STATED TASK:
Return the data exactly, with all pictures removed.

** BEGIN EXTRACTED INFORMATION **

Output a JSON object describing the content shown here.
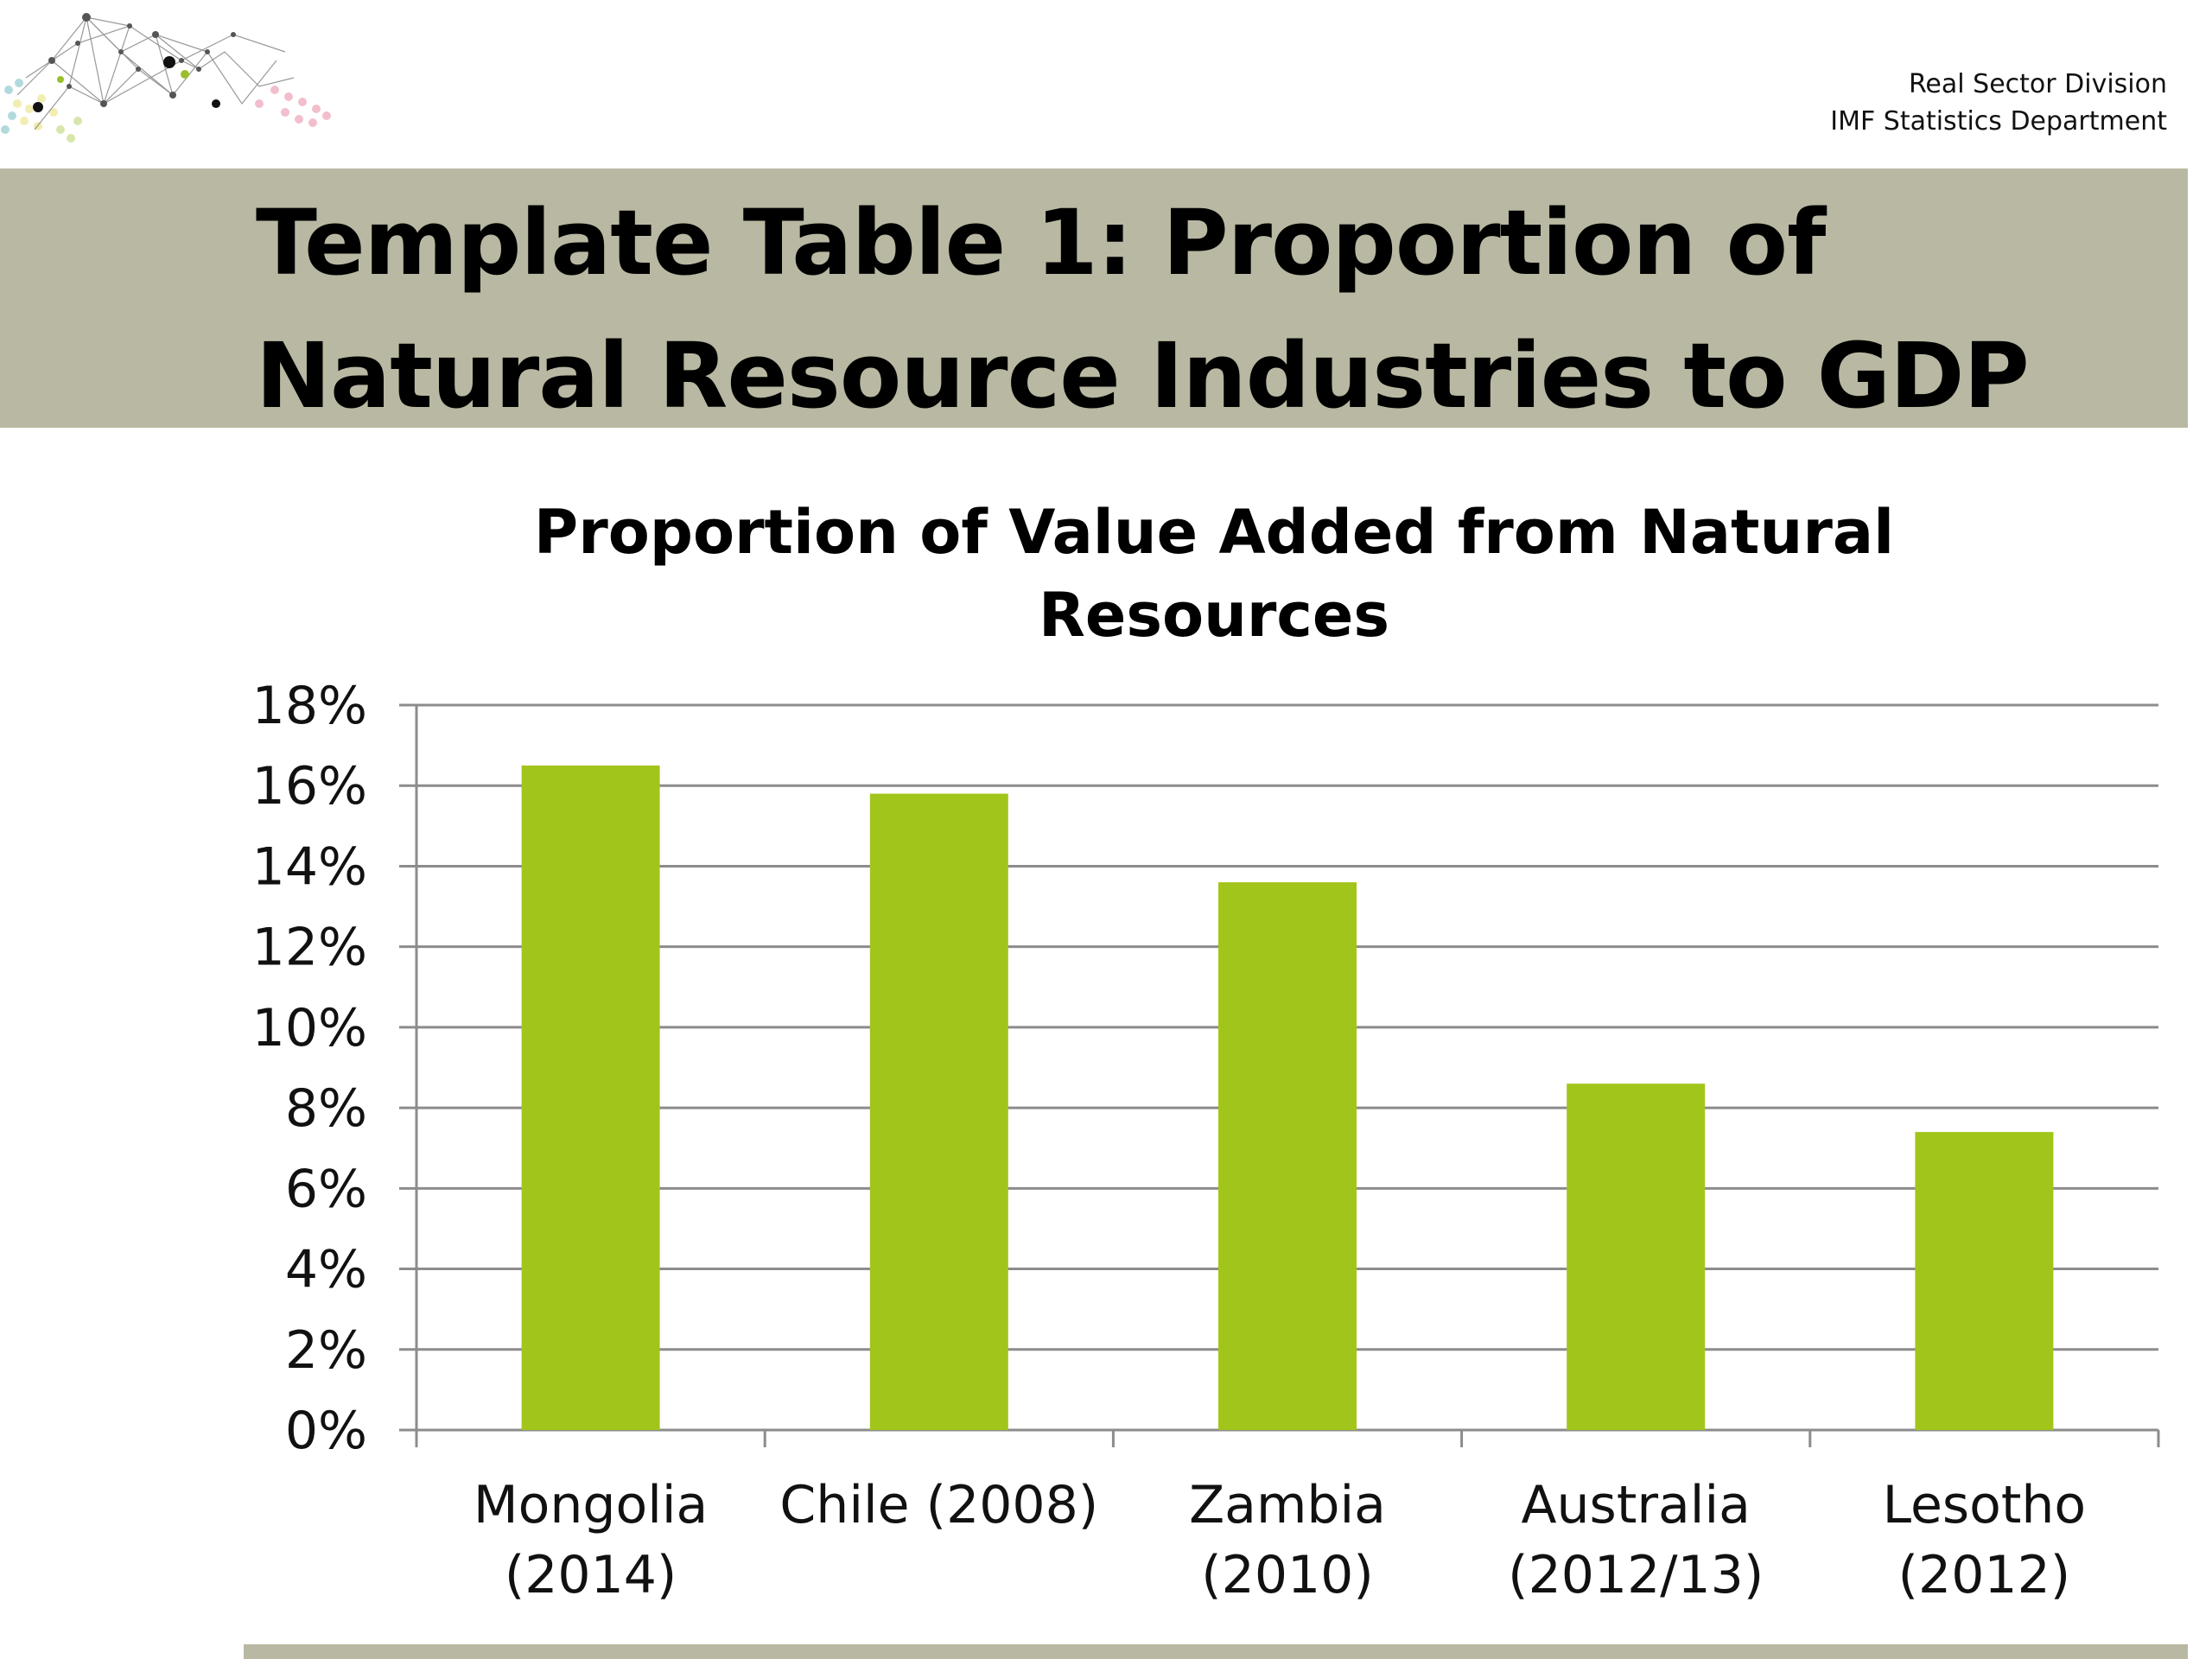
{
  "header": {
    "org_line1": "Real Sector Division",
    "org_line2": "IMF Statistics Department",
    "title": "Template Table 1: Proportion of Natural Resource Industries to GDP"
  },
  "logo": {
    "icon": "network-dots-logo-icon"
  },
  "colors": {
    "band": "#b9b8a2",
    "bar": "#a2c51b",
    "grid": "#8c8c8c"
  },
  "chart_data": {
    "type": "bar",
    "title_lines": [
      "Proportion of Value Added from Natural",
      "Resources"
    ],
    "categories": [
      [
        "Mongolia",
        "(2014)"
      ],
      [
        "Chile (2008)"
      ],
      [
        "Zambia",
        "(2010)"
      ],
      [
        "Australia",
        "(2012/13)"
      ],
      [
        "Lesotho",
        "(2012)"
      ]
    ],
    "values": [
      16.5,
      15.8,
      13.6,
      8.6,
      7.4
    ],
    "y_ticks": [
      "0%",
      "2%",
      "4%",
      "6%",
      "8%",
      "10%",
      "12%",
      "14%",
      "16%",
      "18%"
    ],
    "ylim": [
      0,
      18
    ],
    "grid": true,
    "legend": "none"
  }
}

** END EXTRACTED INFORMATION **

RESULT FOR THIS TASK:
Output a JSON object describing the content shown here.
{
  "header": {
    "org_line1": "Real Sector Division",
    "org_line2": "IMF Statistics Department",
    "title": "Template Table 1: Proportion of Natural Resource Industries to GDP"
  },
  "logo": {
    "icon": "network-dots-logo-icon"
  },
  "colors": {
    "band": "#b9b8a2",
    "bar": "#a2c51b",
    "grid": "#8c8c8c"
  },
  "chart_data": {
    "type": "bar",
    "title_lines": [
      "Proportion of Value Added from Natural",
      "Resources"
    ],
    "categories": [
      [
        "Mongolia",
        "(2014)"
      ],
      [
        "Chile (2008)"
      ],
      [
        "Zambia",
        "(2010)"
      ],
      [
        "Australia",
        "(2012/13)"
      ],
      [
        "Lesotho",
        "(2012)"
      ]
    ],
    "values": [
      16.5,
      15.8,
      13.6,
      8.6,
      7.4
    ],
    "y_ticks": [
      "0%",
      "2%",
      "4%",
      "6%",
      "8%",
      "10%",
      "12%",
      "14%",
      "16%",
      "18%"
    ],
    "ylim": [
      0,
      18
    ],
    "grid": true,
    "legend": "none"
  }
}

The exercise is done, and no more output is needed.